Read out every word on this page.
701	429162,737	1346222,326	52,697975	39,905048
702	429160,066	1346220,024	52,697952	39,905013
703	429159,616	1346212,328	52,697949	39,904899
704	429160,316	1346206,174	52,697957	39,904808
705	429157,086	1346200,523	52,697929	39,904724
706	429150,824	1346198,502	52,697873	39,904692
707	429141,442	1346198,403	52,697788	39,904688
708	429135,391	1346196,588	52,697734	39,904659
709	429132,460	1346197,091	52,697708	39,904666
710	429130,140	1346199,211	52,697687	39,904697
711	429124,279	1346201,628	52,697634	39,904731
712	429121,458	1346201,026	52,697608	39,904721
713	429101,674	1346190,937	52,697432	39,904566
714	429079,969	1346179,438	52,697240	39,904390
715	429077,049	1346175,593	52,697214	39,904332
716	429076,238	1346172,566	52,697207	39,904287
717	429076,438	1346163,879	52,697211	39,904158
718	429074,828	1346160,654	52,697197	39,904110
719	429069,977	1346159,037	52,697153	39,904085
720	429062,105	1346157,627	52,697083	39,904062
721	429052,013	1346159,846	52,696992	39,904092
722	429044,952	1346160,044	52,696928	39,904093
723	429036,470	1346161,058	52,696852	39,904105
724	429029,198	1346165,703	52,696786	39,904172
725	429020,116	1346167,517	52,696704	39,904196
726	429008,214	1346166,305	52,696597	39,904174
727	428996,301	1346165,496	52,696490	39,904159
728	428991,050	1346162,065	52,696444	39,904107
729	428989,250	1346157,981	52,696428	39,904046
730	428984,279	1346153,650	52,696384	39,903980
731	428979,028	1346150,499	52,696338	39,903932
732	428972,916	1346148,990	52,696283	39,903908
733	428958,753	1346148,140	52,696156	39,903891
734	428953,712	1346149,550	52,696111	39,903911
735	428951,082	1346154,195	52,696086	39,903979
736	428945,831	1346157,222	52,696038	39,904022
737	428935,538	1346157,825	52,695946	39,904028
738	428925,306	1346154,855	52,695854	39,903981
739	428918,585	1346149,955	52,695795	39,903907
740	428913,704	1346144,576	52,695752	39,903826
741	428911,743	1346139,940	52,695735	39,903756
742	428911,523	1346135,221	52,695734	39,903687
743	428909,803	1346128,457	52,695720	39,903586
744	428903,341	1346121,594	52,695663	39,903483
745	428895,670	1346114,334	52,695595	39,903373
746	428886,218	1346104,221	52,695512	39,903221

◆ ◆ ◆ ◆

**THE EXERCISE:**
Set down the listing in full, keeping every word exactly as it is.

**SOLUTION FOR THIS TASK:**
Read out every word on this page.
701	429162,737	1346222,326	52,697975	39,905048
702	429160,066	1346220,024	52,697952	39,905013
703	429159,616	1346212,328	52,697949	39,904899
704	429160,316	1346206,174	52,697957	39,904808
705	429157,086	1346200,523	52,697929	39,904724
706	429150,824	1346198,502	52,697873	39,904692
707	429141,442	1346198,403	52,697788	39,904688
708	429135,391	1346196,588	52,697734	39,904659
709	429132,460	1346197,091	52,697708	39,904666
710	429130,140	1346199,211	52,697687	39,904697
711	429124,279	1346201,628	52,697634	39,904731
712	429121,458	1346201,026	52,697608	39,904721
713	429101,674	1346190,937	52,697432	39,904566
714	429079,969	1346179,438	52,697240	39,904390
715	429077,049	1346175,593	52,697214	39,904332
716	429076,238	1346172,566	52,697207	39,904287
717	429076,438	1346163,879	52,697211	39,904158
718	429074,828	1346160,654	52,697197	39,904110
719	429069,977	1346159,037	52,697153	39,904085
720	429062,105	1346157,627	52,697083	39,904062
721	429052,013	1346159,846	52,696992	39,904092
722	429044,952	1346160,044	52,696928	39,904093
723	429036,470	1346161,058	52,696852	39,904105
724	429029,198	1346165,703	52,696786	39,904172
725	429020,116	1346167,517	52,696704	39,904196
726	429008,214	1346166,305	52,696597	39,904174
727	428996,301	1346165,496	52,696490	39,904159
728	428991,050	1346162,065	52,696444	39,904107
729	428989,250	1346157,981	52,696428	39,904046
730	428984,279	1346153,650	52,696384	39,903980
731	428979,028	1346150,499	52,696338	39,903932
732	428972,916	1346148,990	52,696283	39,903908
733	428958,753	1346148,140	52,696156	39,903891
734	428953,712	1346149,550	52,696111	39,903911
735	428951,082	1346154,195	52,696086	39,903979
736	428945,831	1346157,222	52,696038	39,904022
737	428935,538	1346157,825	52,695946	39,904028
738	428925,306	1346154,855	52,695854	39,903981
739	428918,585	1346149,955	52,695795	39,903907
740	428913,704	1346144,576	52,695752	39,903826
741	428911,743	1346139,940	52,695735	39,903756
742	428911,523	1346135,221	52,695734	39,903687
743	428909,803	1346128,457	52,695720	39,903586
744	428903,341	1346121,594	52,695663	39,903483
745	428895,670	1346114,334	52,695595	39,903373
746	428886,218	1346104,221	52,695512	39,903221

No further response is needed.